Supplied data
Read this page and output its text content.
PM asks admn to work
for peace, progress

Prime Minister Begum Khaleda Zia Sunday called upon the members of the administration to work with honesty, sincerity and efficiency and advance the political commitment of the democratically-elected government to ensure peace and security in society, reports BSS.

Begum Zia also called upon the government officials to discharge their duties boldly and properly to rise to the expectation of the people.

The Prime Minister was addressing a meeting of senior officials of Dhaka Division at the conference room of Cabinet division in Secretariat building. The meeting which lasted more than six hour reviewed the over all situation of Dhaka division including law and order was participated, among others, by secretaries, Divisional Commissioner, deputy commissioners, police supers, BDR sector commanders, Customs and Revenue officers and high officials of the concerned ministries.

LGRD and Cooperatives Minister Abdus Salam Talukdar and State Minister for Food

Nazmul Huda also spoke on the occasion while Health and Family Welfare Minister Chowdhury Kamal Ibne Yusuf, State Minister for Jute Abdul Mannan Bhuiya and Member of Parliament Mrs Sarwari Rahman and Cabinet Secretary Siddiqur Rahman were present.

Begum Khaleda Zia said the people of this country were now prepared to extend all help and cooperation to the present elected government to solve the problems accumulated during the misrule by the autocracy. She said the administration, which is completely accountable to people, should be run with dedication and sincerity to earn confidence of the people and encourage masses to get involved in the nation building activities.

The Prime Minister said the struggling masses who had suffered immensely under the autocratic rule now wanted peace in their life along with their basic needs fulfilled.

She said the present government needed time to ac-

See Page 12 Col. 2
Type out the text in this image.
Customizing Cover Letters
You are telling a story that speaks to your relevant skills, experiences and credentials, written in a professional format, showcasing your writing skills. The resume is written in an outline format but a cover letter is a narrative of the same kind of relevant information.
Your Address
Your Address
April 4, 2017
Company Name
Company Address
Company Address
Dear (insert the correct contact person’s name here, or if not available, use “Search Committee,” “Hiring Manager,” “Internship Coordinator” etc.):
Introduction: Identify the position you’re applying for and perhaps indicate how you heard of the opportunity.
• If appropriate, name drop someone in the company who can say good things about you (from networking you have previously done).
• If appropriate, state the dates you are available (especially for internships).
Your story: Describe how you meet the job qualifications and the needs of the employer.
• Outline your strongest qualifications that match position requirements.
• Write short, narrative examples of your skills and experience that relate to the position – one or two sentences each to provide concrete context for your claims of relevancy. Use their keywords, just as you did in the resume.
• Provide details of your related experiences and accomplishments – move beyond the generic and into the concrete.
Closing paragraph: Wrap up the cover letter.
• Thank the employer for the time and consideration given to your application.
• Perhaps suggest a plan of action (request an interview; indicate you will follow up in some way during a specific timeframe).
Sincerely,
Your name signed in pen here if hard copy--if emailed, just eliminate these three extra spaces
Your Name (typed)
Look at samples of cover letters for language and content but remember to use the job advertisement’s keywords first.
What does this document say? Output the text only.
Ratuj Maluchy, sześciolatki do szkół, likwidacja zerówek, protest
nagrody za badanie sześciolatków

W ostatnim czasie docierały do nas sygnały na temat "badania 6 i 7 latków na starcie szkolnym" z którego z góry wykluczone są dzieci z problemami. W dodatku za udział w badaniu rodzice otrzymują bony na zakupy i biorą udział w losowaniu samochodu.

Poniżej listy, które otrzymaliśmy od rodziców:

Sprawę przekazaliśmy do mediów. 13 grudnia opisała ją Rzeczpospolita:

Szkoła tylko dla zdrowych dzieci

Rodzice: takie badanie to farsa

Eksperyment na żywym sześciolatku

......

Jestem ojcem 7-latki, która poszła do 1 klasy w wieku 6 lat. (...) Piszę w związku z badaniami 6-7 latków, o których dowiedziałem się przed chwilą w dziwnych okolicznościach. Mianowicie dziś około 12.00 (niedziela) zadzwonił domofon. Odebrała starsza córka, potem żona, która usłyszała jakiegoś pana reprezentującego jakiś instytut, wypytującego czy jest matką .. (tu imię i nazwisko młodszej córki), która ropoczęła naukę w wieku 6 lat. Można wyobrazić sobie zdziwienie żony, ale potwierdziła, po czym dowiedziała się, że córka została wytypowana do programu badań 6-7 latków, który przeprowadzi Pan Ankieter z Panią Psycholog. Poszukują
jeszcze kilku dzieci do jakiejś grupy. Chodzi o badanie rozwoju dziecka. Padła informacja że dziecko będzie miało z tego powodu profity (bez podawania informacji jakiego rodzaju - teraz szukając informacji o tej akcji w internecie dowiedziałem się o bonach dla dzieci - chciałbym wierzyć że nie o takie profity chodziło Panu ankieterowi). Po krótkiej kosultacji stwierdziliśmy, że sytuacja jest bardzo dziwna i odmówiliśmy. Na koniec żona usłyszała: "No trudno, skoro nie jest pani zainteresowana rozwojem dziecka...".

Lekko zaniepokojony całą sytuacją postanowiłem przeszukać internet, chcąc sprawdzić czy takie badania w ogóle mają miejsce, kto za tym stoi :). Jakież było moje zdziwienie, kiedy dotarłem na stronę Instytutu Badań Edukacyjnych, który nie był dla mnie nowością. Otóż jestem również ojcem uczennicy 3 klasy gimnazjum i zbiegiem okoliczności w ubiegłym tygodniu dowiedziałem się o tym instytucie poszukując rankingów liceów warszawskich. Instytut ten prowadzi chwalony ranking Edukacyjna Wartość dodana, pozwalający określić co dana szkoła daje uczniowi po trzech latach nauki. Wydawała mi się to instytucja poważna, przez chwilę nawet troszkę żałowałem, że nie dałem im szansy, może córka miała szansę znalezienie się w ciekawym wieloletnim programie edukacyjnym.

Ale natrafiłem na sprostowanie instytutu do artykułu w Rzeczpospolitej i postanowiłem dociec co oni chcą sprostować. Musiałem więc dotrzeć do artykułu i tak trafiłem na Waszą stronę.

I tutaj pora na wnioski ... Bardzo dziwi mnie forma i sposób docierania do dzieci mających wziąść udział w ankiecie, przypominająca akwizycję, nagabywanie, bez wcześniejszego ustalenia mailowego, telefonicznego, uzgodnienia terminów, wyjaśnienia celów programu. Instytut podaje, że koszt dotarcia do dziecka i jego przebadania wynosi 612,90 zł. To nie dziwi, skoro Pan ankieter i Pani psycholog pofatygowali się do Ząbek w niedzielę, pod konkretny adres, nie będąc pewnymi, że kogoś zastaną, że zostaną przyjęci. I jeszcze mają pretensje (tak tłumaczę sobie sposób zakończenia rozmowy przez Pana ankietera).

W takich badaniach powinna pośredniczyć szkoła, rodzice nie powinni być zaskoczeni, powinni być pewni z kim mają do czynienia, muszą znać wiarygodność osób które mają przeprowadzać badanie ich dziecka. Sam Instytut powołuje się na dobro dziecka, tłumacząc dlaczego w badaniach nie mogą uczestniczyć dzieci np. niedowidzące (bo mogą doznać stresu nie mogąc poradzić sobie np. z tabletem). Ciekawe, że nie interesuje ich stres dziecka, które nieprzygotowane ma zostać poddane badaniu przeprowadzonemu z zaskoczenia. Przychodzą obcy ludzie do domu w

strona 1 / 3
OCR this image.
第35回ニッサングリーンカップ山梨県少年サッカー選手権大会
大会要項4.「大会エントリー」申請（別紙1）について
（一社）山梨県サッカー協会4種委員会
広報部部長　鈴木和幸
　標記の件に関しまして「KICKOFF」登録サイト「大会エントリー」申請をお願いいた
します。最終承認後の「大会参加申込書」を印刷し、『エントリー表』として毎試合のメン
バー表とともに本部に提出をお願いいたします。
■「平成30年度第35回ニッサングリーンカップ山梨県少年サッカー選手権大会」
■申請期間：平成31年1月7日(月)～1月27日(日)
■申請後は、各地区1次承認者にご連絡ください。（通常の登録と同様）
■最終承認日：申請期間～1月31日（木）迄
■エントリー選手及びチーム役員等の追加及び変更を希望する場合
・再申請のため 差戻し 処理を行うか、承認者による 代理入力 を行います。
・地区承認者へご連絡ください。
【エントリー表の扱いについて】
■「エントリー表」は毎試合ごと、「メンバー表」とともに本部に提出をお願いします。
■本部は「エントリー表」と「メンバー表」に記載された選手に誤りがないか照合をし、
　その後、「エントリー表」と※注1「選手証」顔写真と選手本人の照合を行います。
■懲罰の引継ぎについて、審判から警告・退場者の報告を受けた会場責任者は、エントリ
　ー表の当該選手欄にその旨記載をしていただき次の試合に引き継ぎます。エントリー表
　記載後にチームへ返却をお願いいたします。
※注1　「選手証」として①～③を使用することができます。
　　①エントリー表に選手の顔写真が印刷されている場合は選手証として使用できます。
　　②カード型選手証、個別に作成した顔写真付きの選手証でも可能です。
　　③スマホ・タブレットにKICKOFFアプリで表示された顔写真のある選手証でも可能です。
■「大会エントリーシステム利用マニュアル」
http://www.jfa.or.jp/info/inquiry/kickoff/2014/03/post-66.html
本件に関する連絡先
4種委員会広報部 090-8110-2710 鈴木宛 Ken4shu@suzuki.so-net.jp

Problem description
Write down the number of lines where the word "indicate" appears, and nothing further.

Response to this task
2